### AIM OF THE TASK
Reproduce every record below exactly as it appears.

(Stored data entries)
★ ★ ★

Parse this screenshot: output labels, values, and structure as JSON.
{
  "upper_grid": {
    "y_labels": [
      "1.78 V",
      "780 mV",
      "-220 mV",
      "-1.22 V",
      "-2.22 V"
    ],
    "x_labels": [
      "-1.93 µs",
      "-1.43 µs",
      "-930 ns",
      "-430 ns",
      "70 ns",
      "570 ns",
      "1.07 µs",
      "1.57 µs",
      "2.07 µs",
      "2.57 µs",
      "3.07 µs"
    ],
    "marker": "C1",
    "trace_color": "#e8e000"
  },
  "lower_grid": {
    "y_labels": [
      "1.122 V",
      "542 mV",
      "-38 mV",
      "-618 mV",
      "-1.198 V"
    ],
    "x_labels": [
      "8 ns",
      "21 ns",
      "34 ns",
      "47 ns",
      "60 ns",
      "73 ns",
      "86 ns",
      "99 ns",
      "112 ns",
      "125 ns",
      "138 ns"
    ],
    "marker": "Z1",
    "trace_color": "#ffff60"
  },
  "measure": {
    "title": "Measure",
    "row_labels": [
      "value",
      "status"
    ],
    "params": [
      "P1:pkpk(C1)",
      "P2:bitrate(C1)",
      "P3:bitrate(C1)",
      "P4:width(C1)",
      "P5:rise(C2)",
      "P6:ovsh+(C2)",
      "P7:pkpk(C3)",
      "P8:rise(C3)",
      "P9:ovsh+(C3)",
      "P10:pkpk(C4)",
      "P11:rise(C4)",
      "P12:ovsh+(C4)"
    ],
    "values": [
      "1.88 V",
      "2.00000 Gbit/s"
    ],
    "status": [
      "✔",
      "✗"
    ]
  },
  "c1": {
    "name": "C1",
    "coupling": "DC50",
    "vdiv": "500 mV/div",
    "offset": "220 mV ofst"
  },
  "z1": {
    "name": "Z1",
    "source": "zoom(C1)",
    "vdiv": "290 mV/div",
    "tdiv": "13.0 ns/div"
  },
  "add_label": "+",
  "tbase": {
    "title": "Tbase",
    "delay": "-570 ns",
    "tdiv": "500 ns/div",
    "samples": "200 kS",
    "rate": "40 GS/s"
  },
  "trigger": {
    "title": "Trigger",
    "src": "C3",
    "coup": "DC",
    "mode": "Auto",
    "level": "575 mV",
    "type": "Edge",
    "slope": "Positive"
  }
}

★ ★ ★

### EXERCISE OUTPUT
Parse this screenshot: output labels, values, and structure as JSON.
{
  "upper_grid": {
    "y_labels": [
      "1.78 V",
      "780 mV",
      "-220 mV",
      "-1.22 V",
      "-2.22 V"
    ],
    "x_labels": [
      "-1.93 µs",
      "-1.43 µs",
      "-930 ns",
      "-430 ns",
      "70 ns",
      "570 ns",
      "1.07 µs",
      "1.57 µs",
      "2.07 µs",
      "2.57 µs",
      "3.07 µs"
    ],
    "marker": "C1",
    "trace_color": "#e8e000"
  },
  "lower_grid": {
    "y_labels": [
      "1.122 V",
      "542 mV",
      "-38 mV",
      "-618 mV",
      "-1.198 V"
    ],
    "x_labels": [
      "8 ns",
      "21 ns",
      "34 ns",
      "47 ns",
      "60 ns",
      "73 ns",
      "86 ns",
      "99 ns",
      "112 ns",
      "125 ns",
      "138 ns"
    ],
    "marker": "Z1",
    "trace_color": "#ffff60"
  },
  "measure": {
    "title": "Measure",
    "row_labels": [
      "value",
      "status"
    ],
    "params": [
      "P1:pkpk(C1)",
      "P2:bitrate(C1)",
      "P3:bitrate(C1)",
      "P4:width(C1)",
      "P5:rise(C2)",
      "P6:ovsh+(C2)",
      "P7:pkpk(C3)",
      "P8:rise(C3)",
      "P9:ovsh+(C3)",
      "P10:pkpk(C4)",
      "P11:rise(C4)",
      "P12:ovsh+(C4)"
    ],
    "values": [
      "1.88 V",
      "2.00000 Gbit/s"
    ],
    "status": [
      "✔",
      "✗"
    ]
  },
  "c1": {
    "name": "C1",
    "coupling": "DC50",
    "vdiv": "500 mV/div",
    "offset": "220 mV ofst"
  },
  "z1": {
    "name": "Z1",
    "source": "zoom(C1)",
    "vdiv": "290 mV/div",
    "tdiv": "13.0 ns/div"
  },
  "add_label": "+",
  "tbase": {
    "title": "Tbase",
    "delay": "-570 ns",
    "tdiv": "500 ns/div",
    "samples": "200 kS",
    "rate": "40 GS/s"
  },
  "trigger": {
    "title": "Trigger",
    "src": "C3",
    "coup": "DC",
    "mode": "Auto",
    "level": "575 mV",
    "type": "Edge",
    "slope": "Positive"
  }
}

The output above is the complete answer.